_Objective_: Reproduce all entries precisely, down to the last character.

□ □ □

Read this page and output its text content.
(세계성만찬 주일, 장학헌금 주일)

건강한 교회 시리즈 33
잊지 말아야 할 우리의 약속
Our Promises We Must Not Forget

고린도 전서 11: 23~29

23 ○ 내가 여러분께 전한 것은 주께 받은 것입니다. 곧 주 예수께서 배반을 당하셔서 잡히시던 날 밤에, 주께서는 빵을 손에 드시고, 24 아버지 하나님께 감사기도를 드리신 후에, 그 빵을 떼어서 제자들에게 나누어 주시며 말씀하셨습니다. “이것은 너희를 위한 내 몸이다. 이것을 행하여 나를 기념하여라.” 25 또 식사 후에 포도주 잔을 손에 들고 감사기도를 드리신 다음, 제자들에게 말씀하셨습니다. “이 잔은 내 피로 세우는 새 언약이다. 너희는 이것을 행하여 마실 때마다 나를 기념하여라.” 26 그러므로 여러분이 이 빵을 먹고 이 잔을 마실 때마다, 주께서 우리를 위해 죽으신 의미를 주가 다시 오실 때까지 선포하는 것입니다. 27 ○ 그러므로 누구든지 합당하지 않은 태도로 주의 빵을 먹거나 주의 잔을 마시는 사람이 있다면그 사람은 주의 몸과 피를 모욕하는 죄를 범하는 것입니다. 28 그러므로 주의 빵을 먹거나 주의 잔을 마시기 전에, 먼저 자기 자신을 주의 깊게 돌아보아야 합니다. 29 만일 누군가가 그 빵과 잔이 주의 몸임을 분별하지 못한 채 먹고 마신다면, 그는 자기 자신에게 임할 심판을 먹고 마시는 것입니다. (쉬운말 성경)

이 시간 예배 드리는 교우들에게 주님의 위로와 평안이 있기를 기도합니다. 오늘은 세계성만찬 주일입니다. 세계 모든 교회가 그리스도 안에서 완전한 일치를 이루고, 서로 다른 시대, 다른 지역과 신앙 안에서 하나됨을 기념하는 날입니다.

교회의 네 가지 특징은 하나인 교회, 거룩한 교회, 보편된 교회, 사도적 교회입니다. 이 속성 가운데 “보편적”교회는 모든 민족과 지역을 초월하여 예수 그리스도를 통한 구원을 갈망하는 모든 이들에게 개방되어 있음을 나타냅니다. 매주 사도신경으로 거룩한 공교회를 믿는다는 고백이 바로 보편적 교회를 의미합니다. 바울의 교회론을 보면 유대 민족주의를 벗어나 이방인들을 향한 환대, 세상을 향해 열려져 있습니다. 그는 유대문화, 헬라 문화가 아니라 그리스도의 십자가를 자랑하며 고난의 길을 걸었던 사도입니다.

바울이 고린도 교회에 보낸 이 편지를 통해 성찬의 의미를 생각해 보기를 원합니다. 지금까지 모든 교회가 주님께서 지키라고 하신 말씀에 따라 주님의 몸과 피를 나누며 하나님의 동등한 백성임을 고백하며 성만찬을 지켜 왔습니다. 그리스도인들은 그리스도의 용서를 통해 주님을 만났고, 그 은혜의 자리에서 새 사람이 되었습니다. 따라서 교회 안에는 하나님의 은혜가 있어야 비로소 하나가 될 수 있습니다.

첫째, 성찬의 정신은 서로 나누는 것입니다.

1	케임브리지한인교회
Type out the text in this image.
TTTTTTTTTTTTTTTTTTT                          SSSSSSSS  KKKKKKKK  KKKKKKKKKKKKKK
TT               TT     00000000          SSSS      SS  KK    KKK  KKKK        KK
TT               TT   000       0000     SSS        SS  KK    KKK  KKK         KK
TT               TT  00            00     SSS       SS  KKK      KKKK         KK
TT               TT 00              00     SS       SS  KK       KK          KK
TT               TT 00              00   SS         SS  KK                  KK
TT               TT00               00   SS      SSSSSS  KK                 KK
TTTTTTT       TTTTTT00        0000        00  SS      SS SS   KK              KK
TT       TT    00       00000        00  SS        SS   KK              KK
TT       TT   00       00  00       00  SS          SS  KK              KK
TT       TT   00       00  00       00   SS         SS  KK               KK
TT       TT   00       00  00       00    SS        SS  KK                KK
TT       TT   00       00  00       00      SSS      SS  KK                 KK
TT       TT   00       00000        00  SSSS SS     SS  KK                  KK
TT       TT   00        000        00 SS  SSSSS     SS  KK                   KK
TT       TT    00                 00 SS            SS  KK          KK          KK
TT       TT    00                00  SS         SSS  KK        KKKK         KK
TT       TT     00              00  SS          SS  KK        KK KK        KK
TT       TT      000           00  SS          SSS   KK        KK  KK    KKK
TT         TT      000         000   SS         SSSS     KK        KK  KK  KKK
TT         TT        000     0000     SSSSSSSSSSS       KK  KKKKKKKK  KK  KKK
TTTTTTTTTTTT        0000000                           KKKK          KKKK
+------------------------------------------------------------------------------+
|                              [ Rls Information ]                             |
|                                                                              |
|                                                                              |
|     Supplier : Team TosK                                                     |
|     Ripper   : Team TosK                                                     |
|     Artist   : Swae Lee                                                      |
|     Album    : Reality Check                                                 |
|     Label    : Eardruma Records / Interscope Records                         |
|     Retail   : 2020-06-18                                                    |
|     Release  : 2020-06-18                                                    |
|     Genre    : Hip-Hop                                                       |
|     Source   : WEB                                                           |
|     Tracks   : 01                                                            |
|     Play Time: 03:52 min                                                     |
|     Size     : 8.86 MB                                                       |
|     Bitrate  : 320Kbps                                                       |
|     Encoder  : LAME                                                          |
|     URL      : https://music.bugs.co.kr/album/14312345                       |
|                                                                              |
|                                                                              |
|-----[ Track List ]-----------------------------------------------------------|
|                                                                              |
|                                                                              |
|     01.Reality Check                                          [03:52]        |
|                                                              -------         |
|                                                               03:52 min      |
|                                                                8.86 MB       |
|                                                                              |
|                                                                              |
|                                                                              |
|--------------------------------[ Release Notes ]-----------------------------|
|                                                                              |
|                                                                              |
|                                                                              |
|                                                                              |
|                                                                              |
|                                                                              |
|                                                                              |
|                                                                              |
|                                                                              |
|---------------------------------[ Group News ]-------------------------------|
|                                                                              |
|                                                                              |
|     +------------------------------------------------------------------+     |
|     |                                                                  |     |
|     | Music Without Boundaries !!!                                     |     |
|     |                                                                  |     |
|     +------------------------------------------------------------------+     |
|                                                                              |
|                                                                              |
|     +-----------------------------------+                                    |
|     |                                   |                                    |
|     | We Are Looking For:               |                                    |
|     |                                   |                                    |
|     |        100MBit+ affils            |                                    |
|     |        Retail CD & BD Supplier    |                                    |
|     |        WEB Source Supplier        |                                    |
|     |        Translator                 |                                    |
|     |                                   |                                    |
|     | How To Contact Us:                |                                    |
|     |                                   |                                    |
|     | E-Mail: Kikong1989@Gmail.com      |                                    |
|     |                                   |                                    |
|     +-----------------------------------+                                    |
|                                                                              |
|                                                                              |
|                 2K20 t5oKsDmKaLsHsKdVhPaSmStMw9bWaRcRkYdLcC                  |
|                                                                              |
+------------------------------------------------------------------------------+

□ □ □

_Output for this exercise_:
Read this page and output its text content.
(세계성만찬 주일, 장학헌금 주일)

건강한 교회 시리즈 33
잊지 말아야 할 우리의 약속
Our Promises We Must Not Forget

고린도 전서 11: 23~29

23 ○ 내가 여러분께 전한 것은 주께 받은 것입니다. 곧 주 예수께서 배반을 당하셔서 잡히시던 날 밤에, 주께서는 빵을 손에 드시고, 24 아버지 하나님께 감사기도를 드리신 후에, 그 빵을 떼어서 제자들에게 나누어 주시며 말씀하셨습니다. “이것은 너희를 위한 내 몸이다. 이것을 행하여 나를 기념하여라.” 25 또 식사 후에 포도주 잔을 손에 들고 감사기도를 드리신 다음, 제자들에게 말씀하셨습니다. “이 잔은 내 피로 세우는 새 언약이다. 너희는 이것을 행하여 마실 때마다 나를 기념하여라.” 26 그러므로 여러분이 이 빵을 먹고 이 잔을 마실 때마다, 주께서 우리를 위해 죽으신 의미를 주가 다시 오실 때까지 선포하는 것입니다. 27 ○ 그러므로 누구든지 합당하지 않은 태도로 주의 빵을 먹거나 주의 잔을 마시는 사람이 있다면그 사람은 주의 몸과 피를 모욕하는 죄를 범하는 것입니다. 28 그러므로 주의 빵을 먹거나 주의 잔을 마시기 전에, 먼저 자기 자신을 주의 깊게 돌아보아야 합니다. 29 만일 누군가가 그 빵과 잔이 주의 몸임을 분별하지 못한 채 먹고 마신다면, 그는 자기 자신에게 임할 심판을 먹고 마시는 것입니다. (쉬운말 성경)

이 시간 예배 드리는 교우들에게 주님의 위로와 평안이 있기를 기도합니다. 오늘은 세계성만찬 주일입니다. 세계 모든 교회가 그리스도 안에서 완전한 일치를 이루고, 서로 다른 시대, 다른 지역과 신앙 안에서 하나됨을 기념하는 날입니다.

교회의 네 가지 특징은 하나인 교회, 거룩한 교회, 보편된 교회, 사도적 교회입니다. 이 속성 가운데 “보편적”교회는 모든 민족과 지역을 초월하여 예수 그리스도를 통한 구원을 갈망하는 모든 이들에게 개방되어 있음을 나타냅니다. 매주 사도신경으로 거룩한 공교회를 믿는다는 고백이 바로 보편적 교회를 의미합니다. 바울의 교회론을 보면 유대 민족주의를 벗어나 이방인들을 향한 환대, 세상을 향해 열려져 있습니다. 그는 유대문화, 헬라 문화가 아니라 그리스도의 십자가를 자랑하며 고난의 길을 걸었던 사도입니다.

바울이 고린도 교회에 보낸 이 편지를 통해 성찬의 의미를 생각해 보기를 원합니다. 지금까지 모든 교회가 주님께서 지키라고 하신 말씀에 따라 주님의 몸과 피를 나누며 하나님의 동등한 백성임을 고백하며 성만찬을 지켜 왔습니다. 그리스도인들은 그리스도의 용서를 통해 주님을 만났고, 그 은혜의 자리에서 새 사람이 되었습니다. 따라서 교회 안에는 하나님의 은혜가 있어야 비로소 하나가 될 수 있습니다.

첫째, 성찬의 정신은 서로 나누는 것입니다.

1	케임브리지한인교회
Type out the text in this image.
TTTTTTTTTTTTTTTTTTT                          SSSSSSSS  KKKKKKKK  KKKKKKKKKKKKKK
TT               TT     00000000          SSSS      SS  KK    KKK  KKKK        KK
TT               TT   000       0000     SSS        SS  KK    KKK  KKK         KK
TT               TT  00            00     SSS       SS  KKK      KKKK         KK
TT               TT 00              00     SS       SS  KK       KK          KK
TT               TT 00              00   SS         SS  KK                  KK
TT               TT00               00   SS      SSSSSS  KK                 KK
TTTTTTT       TTTTTT00        0000        00  SS      SS SS   KK              KK
TT       TT    00       00000        00  SS        SS   KK              KK
TT       TT   00       00  00       00  SS          SS  KK              KK
TT       TT   00       00  00       00   SS         SS  KK               KK
TT       TT   00       00  00       00    SS        SS  KK                KK
TT       TT   00       00  00       00      SSS      SS  KK                 KK
TT       TT   00       00000        00  SSSS SS     SS  KK                  KK
TT       TT   00        000        00 SS  SSSSS     SS  KK                   KK
TT       TT    00                 00 SS            SS  KK          KK          KK
TT       TT    00                00  SS         SSS  KK        KKKK         KK
TT       TT     00              00  SS          SS  KK        KK KK        KK
TT       TT      000           00  SS          SSS   KK        KK  KK    KKK
TT         TT      000         000   SS         SSSS     KK        KK  KK  KKK
TT         TT        000     0000     SSSSSSSSSSS       KK  KKKKKKKK  KK  KKK
TTTTTTTTTTTT        0000000                           KKKK          KKKK
+------------------------------------------------------------------------------+
|                              [ Rls Information ]                             |
|                                                                              |
|                                                                              |
|     Supplier : Team TosK                                                     |
|     Ripper   : Team TosK                                                     |
|     Artist   : Swae Lee                                                      |
|     Album    : Reality Check                                                 |
|     Label    : Eardruma Records / Interscope Records                         |
|     Retail   : 2020-06-18                                                    |
|     Release  : 2020-06-18                                                    |
|     Genre    : Hip-Hop                                                       |
|     Source   : WEB                                                           |
|     Tracks   : 01                                                            |
|     Play Time: 03:52 min                                                     |
|     Size     : 8.86 MB                                                       |
|     Bitrate  : 320Kbps                                                       |
|     Encoder  : LAME                                                          |
|     URL      : https://music.bugs.co.kr/album/14312345                       |
|                                                                              |
|                                                                              |
|-----[ Track List ]-----------------------------------------------------------|
|                                                                              |
|                                                                              |
|     01.Reality Check                                          [03:52]        |
|                                                              -------         |
|                                                               03:52 min      |
|                                                                8.86 MB       |
|                                                                              |
|                                                                              |
|                                                                              |
|--------------------------------[ Release Notes ]-----------------------------|
|                                                                              |
|                                                                              |
|                                                                              |
|                                                                              |
|                                                                              |
|                                                                              |
|                                                                              |
|                                                                              |
|                                                                              |
|---------------------------------[ Group News ]-------------------------------|
|                                                                              |
|                                                                              |
|     +------------------------------------------------------------------+     |
|     |                                                                  |     |
|     | Music Without Boundaries !!!                                     |     |
|     |                                                                  |     |
|     +------------------------------------------------------------------+     |
|                                                                              |
|                                                                              |
|     +-----------------------------------+                                    |
|     |                                   |                                    |
|     | We Are Looking For:               |                                    |
|     |                                   |                                    |
|     |        100MBit+ affils            |                                    |
|     |        Retail CD & BD Supplier    |                                    |
|     |        WEB Source Supplier        |                                    |
|     |        Translator                 |                                    |
|     |                                   |                                    |
|     | How To Contact Us:                |                                    |
|     |                                   |                                    |
|     | E-Mail: Kikong1989@Gmail.com      |                                    |
|     |                                   |                                    |
|     +-----------------------------------+                                    |
|                                                                              |
|                                                                              |
|                 2K20 t5oKsDmKaLsHsKdVhPaSmStMw9bWaRcRkYdLcC                  |
|                                                                              |
+------------------------------------------------------------------------------+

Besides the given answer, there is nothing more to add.